» Challenge: Say how many lines include the word "Director", using only a number.

» Dataset rows:

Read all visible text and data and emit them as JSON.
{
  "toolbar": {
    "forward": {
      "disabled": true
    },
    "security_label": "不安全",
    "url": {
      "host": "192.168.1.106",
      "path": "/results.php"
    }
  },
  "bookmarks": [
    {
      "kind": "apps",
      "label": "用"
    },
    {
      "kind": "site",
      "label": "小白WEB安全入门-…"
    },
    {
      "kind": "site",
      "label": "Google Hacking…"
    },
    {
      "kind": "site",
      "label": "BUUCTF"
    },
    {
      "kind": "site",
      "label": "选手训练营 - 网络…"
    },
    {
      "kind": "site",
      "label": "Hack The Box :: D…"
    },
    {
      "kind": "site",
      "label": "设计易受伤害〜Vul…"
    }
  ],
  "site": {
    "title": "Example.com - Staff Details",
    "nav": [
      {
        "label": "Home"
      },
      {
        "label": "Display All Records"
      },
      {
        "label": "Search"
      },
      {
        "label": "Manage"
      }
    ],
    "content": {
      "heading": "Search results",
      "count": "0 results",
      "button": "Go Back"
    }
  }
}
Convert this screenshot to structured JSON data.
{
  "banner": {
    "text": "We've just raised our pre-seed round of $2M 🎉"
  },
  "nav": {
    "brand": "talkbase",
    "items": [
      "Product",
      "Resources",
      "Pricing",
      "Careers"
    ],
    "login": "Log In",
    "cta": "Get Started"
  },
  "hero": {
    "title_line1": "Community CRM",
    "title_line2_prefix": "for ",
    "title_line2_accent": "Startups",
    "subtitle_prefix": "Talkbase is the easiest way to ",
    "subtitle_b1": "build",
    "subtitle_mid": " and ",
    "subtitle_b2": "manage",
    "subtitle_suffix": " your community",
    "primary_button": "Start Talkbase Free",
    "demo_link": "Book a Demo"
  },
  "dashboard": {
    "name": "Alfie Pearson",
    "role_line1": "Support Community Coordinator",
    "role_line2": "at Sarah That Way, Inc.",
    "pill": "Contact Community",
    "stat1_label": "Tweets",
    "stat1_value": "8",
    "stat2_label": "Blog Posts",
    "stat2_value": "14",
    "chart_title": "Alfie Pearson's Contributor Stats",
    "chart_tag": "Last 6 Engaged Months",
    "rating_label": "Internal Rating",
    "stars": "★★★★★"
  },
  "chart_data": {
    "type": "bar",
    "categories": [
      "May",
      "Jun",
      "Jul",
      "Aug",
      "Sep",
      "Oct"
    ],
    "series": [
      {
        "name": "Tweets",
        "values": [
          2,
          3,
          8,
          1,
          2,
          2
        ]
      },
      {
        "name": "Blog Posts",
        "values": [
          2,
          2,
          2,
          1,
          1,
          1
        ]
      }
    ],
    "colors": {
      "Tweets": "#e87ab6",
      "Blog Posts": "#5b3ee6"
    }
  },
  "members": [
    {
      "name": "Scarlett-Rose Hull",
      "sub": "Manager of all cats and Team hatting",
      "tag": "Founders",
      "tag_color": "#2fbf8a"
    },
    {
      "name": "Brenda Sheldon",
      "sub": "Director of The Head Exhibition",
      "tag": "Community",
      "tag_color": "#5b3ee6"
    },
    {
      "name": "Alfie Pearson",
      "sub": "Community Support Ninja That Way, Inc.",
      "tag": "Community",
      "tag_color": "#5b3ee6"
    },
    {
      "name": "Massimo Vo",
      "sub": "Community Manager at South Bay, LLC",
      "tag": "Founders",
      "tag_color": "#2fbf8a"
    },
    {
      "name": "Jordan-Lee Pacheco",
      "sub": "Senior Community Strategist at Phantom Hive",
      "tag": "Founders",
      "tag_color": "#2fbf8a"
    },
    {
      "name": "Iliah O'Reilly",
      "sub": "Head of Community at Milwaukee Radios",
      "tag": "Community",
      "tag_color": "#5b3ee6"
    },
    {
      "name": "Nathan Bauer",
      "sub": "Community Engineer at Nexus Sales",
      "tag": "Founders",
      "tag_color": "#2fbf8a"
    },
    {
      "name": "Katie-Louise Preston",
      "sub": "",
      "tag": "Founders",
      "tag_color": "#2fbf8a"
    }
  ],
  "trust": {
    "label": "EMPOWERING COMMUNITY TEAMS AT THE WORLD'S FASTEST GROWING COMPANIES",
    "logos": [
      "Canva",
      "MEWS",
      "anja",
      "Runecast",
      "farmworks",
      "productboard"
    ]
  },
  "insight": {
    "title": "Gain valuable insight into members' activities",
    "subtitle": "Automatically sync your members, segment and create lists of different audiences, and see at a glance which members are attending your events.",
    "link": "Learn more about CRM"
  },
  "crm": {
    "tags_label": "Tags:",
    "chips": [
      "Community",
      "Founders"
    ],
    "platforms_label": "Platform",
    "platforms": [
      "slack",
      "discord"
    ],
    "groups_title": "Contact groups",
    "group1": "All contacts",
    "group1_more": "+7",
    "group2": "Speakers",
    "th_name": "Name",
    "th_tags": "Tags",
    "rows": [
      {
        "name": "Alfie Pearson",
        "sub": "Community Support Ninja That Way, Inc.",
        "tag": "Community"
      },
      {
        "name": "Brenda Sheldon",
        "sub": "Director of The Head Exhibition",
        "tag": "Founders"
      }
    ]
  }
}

» Answer to the exercise: 2